[Raw records]
--- Start ---

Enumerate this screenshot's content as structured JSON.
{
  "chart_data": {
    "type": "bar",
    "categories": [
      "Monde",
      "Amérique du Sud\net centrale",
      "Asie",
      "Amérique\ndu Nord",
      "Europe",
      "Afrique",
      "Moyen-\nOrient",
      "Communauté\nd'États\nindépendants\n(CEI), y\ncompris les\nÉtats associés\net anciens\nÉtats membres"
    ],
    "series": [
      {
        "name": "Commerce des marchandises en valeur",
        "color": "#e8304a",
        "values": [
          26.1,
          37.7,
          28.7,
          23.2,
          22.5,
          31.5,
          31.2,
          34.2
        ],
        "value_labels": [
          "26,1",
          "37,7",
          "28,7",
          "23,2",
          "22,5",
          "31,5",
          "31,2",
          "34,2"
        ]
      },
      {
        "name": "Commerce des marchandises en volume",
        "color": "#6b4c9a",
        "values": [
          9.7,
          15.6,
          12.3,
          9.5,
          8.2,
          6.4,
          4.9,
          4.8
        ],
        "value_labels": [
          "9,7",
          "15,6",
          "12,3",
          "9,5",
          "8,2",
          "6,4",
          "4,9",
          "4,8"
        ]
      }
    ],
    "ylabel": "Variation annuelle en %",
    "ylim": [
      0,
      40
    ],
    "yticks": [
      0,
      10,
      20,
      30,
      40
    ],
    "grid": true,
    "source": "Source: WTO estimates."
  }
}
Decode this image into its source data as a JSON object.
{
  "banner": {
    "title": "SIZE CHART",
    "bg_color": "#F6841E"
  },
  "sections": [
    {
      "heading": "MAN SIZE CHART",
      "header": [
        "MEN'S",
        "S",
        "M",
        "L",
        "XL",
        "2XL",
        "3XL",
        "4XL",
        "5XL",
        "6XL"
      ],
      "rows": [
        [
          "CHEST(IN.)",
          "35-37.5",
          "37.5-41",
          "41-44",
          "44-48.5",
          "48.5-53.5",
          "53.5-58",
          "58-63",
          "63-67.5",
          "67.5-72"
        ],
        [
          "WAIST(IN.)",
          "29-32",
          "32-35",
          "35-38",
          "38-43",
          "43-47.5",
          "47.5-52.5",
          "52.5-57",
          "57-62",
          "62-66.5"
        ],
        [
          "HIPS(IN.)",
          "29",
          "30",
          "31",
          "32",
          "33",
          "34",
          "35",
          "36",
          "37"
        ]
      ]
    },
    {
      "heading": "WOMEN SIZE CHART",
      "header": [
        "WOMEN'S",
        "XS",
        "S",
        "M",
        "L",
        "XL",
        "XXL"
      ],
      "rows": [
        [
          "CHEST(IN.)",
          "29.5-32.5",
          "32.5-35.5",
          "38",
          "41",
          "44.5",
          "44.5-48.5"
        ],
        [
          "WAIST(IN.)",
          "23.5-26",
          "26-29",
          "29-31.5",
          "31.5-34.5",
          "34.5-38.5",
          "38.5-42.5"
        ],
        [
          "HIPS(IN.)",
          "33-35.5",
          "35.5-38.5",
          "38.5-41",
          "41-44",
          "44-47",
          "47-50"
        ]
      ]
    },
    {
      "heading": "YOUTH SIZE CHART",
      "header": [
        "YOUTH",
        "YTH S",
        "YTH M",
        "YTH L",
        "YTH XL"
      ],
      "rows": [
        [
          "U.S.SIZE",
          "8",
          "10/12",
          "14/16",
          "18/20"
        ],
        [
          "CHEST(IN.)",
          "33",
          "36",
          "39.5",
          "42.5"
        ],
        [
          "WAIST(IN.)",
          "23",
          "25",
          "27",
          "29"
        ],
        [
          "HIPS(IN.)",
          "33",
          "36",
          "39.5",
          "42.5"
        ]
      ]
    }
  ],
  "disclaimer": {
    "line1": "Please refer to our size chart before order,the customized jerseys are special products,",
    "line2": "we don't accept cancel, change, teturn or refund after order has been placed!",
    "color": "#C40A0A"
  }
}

--- End ---
--- Start ---

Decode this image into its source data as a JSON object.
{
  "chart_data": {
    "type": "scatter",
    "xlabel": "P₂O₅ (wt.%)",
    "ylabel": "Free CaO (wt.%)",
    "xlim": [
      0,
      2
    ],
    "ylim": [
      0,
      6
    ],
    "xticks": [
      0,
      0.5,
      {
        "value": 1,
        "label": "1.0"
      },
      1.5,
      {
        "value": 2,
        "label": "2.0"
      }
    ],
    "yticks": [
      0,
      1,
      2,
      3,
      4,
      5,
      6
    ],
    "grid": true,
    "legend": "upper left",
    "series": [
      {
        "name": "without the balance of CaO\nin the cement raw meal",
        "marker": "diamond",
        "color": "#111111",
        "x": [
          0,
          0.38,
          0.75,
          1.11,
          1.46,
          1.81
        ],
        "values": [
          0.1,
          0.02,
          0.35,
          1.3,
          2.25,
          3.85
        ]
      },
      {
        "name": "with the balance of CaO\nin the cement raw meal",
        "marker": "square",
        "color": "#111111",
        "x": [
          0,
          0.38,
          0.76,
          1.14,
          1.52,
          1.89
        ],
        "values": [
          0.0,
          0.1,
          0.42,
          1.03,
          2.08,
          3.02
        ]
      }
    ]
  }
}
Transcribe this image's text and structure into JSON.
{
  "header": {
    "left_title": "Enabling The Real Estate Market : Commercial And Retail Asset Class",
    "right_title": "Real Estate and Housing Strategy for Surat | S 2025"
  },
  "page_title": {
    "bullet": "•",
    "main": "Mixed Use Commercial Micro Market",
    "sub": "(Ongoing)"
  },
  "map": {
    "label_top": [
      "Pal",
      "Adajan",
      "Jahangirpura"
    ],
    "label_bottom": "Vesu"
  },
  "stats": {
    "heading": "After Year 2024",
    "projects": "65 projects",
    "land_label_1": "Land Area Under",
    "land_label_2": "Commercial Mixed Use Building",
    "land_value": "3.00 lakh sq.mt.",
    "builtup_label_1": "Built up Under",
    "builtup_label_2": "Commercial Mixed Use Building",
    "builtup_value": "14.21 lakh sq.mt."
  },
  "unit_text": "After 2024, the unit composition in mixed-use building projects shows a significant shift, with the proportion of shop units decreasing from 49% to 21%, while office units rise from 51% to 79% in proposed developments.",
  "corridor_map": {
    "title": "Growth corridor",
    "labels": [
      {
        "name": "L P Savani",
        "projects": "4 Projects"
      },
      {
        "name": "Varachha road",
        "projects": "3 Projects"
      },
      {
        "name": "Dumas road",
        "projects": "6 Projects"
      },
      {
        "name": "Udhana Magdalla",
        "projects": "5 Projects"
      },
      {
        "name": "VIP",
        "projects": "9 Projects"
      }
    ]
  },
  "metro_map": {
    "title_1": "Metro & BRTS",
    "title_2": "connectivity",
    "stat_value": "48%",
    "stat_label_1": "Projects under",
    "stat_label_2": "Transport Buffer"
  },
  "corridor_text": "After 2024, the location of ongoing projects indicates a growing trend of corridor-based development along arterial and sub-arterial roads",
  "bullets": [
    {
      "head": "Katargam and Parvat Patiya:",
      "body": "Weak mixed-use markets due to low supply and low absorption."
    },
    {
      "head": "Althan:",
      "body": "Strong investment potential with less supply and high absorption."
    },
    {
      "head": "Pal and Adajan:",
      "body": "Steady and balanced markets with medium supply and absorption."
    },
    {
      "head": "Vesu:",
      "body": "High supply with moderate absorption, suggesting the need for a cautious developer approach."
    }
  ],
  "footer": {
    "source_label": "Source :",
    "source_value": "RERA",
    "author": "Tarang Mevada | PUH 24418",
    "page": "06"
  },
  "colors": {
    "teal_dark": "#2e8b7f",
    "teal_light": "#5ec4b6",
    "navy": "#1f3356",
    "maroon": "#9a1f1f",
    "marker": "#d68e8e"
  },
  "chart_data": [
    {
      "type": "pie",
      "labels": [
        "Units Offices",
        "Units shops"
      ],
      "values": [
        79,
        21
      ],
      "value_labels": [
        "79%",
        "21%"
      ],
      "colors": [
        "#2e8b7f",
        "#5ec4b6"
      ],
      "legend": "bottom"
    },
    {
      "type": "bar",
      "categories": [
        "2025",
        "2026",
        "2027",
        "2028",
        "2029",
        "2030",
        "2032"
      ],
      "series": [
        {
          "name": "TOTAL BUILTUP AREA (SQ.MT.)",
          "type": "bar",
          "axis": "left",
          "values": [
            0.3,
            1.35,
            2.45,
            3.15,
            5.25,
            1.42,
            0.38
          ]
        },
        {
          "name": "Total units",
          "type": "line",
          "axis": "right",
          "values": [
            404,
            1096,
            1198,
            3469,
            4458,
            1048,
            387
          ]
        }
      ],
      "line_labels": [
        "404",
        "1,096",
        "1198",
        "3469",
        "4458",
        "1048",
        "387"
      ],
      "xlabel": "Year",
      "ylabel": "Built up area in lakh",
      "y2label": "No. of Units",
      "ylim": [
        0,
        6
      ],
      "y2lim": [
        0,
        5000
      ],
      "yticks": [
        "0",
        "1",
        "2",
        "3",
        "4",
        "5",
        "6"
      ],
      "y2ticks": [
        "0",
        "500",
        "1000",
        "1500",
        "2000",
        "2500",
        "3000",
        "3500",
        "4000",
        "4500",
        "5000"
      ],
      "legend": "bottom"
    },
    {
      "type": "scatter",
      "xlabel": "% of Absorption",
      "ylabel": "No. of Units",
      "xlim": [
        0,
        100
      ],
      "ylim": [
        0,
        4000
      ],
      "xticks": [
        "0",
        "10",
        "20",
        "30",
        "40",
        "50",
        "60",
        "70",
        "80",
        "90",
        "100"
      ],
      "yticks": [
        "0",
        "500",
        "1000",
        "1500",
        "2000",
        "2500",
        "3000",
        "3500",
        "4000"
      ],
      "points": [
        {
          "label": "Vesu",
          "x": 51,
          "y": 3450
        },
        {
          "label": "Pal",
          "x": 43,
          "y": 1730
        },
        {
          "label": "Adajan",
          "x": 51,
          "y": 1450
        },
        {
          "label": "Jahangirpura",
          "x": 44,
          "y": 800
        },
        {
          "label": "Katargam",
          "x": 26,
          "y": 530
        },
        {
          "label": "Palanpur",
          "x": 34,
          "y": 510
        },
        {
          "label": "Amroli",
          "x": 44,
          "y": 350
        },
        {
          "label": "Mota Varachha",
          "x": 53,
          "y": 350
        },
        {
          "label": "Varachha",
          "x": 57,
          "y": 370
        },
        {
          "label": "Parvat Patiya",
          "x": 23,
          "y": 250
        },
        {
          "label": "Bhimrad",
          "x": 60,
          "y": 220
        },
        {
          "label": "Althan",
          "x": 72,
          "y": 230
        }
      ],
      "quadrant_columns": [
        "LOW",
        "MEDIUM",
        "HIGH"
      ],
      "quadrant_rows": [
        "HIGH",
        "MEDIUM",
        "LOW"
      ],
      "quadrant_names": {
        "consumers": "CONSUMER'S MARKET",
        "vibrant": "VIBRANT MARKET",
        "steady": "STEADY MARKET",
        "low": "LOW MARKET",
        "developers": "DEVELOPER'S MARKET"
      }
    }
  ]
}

--- End ---

**Aim of the task**
Select, from the listing, all lines that include the word "JSON".

**Result**
Enumerate this screenshot's content as structured JSON.
Decode this image into its source data as a JSON object.
Decode this image into its source data as a JSON object.
Transcribe this image's text and structure into JSON.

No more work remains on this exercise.